* BEGIN Recorded data *

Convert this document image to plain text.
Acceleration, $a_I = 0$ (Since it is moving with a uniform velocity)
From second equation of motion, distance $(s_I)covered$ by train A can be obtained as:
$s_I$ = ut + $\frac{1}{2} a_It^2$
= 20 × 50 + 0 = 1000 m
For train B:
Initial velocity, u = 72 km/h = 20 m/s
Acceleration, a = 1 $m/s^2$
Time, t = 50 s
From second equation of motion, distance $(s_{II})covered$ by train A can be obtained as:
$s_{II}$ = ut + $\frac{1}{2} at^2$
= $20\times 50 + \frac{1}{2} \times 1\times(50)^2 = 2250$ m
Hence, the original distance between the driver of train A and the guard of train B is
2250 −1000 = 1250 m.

* END Recorded data *
* BEGIN Recorded data *

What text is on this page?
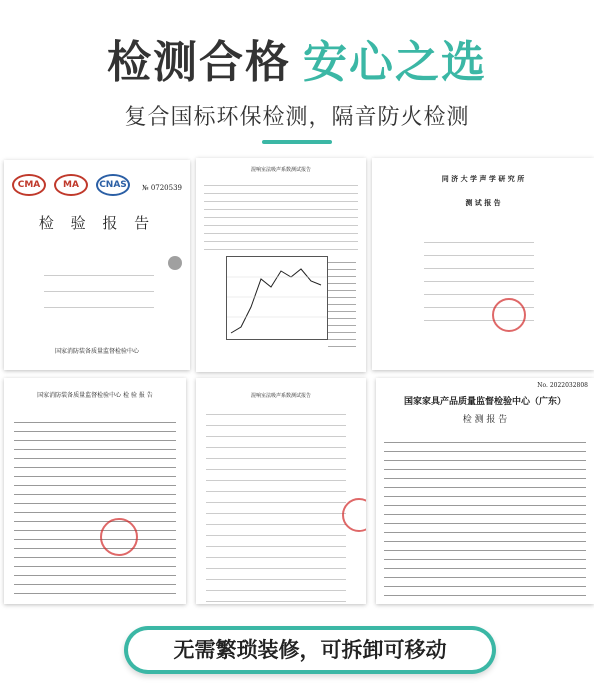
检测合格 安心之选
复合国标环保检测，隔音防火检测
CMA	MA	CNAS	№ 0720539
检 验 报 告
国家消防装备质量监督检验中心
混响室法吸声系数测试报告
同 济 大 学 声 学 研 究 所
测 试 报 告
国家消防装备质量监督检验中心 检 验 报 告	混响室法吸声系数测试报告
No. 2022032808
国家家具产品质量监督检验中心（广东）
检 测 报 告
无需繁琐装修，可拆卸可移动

* END Recorded data *

Problem to solve - In the data above, how many lines contain the string "obtained"? Answer with the number only.

Result - 2